[Data entries]
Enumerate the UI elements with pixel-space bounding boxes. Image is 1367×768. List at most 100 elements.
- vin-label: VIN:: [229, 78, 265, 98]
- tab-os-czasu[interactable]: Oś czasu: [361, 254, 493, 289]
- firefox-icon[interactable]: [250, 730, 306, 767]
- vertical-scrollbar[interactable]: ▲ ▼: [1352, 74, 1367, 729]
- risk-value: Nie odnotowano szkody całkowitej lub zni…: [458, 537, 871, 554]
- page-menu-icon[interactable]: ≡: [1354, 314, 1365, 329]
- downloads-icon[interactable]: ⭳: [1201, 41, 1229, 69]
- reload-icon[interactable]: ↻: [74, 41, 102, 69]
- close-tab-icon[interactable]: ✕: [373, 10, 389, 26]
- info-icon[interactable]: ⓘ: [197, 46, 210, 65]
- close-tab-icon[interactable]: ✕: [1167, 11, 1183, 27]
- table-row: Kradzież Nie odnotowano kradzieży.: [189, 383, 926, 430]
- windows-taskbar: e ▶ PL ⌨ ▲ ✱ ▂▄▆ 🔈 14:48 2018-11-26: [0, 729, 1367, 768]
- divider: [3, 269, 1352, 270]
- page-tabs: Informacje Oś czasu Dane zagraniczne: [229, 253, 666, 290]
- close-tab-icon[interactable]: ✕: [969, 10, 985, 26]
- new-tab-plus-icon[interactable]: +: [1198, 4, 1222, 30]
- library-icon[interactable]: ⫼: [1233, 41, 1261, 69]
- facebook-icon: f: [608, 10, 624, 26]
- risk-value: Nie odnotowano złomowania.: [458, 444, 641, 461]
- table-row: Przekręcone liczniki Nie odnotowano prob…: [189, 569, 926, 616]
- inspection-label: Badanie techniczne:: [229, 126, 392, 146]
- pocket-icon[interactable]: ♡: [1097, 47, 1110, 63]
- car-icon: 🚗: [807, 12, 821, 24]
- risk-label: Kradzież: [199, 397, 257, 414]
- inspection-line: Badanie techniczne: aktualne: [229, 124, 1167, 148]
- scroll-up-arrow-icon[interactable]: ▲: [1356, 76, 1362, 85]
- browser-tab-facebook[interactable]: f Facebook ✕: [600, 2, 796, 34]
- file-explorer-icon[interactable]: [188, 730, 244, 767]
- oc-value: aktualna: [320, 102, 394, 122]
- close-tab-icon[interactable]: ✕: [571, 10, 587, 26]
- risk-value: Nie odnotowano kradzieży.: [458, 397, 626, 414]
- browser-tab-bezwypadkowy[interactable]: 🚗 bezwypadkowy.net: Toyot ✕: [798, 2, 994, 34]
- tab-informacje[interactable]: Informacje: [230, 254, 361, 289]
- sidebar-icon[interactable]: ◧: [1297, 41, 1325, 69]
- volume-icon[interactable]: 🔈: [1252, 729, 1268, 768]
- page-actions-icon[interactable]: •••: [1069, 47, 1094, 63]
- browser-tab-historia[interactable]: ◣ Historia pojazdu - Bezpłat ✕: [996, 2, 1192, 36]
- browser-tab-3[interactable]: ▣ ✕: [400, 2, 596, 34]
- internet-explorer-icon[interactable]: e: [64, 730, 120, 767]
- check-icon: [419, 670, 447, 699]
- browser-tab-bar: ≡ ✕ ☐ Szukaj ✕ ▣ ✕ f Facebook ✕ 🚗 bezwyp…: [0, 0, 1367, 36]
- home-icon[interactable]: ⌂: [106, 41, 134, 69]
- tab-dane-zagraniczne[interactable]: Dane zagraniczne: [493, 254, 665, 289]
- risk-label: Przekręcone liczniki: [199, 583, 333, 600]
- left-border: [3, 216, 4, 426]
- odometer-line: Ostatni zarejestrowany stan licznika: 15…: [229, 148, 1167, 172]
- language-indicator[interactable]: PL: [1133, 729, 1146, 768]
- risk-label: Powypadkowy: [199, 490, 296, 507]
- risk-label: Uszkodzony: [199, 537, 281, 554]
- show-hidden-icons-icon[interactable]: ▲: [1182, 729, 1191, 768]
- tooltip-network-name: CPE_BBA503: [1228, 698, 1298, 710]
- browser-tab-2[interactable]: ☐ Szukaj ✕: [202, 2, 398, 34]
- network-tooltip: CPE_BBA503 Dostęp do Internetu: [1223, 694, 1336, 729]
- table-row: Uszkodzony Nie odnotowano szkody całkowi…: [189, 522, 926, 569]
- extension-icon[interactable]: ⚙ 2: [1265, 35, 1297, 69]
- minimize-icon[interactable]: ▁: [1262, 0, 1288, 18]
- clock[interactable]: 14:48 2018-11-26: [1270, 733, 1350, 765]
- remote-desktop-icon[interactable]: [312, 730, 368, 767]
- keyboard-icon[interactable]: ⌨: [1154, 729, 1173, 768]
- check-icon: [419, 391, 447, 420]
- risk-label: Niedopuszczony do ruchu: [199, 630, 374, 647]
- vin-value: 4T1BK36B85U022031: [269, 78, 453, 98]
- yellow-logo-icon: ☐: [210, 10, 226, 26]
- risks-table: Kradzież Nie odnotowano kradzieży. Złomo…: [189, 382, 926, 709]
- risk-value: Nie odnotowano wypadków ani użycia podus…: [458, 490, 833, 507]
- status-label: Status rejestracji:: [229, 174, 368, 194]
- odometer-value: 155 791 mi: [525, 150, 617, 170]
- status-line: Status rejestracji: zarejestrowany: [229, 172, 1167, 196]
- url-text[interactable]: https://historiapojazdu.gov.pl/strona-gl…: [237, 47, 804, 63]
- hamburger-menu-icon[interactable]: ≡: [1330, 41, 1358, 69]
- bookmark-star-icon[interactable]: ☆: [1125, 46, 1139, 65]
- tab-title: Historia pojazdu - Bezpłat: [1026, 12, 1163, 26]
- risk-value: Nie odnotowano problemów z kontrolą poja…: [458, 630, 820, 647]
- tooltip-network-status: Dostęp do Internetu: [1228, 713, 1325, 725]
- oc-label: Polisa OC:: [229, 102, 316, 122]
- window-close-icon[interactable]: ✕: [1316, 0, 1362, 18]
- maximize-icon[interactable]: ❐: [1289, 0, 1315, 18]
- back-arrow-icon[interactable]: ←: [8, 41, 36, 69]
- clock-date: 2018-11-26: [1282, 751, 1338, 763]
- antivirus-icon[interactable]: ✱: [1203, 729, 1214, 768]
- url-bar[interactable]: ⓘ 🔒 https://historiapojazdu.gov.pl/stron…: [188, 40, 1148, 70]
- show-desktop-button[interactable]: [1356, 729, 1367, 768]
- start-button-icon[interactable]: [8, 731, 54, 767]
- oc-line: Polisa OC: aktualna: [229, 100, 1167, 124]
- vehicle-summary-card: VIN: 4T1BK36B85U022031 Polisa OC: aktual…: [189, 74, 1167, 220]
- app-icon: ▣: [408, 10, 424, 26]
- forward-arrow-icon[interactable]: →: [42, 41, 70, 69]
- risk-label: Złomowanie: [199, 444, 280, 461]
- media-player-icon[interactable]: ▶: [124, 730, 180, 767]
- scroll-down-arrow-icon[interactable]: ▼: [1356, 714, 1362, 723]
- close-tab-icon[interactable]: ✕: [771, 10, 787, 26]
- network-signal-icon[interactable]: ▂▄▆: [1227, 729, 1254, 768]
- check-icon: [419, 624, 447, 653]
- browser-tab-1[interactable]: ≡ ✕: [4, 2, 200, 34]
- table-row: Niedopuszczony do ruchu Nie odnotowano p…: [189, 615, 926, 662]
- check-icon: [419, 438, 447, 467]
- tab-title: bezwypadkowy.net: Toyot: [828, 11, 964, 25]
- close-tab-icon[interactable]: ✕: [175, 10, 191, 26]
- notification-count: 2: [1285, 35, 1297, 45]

§ PROBLEM DESCRIPTION
The expected output is each line of the records above that includes the word "Badanie".

§ WRITTEN ANSWER
- inspection-label: Badanie techniczne:: [229, 126, 392, 146]
- inspection-line: Badanie techniczne: aktualne: [229, 124, 1167, 148]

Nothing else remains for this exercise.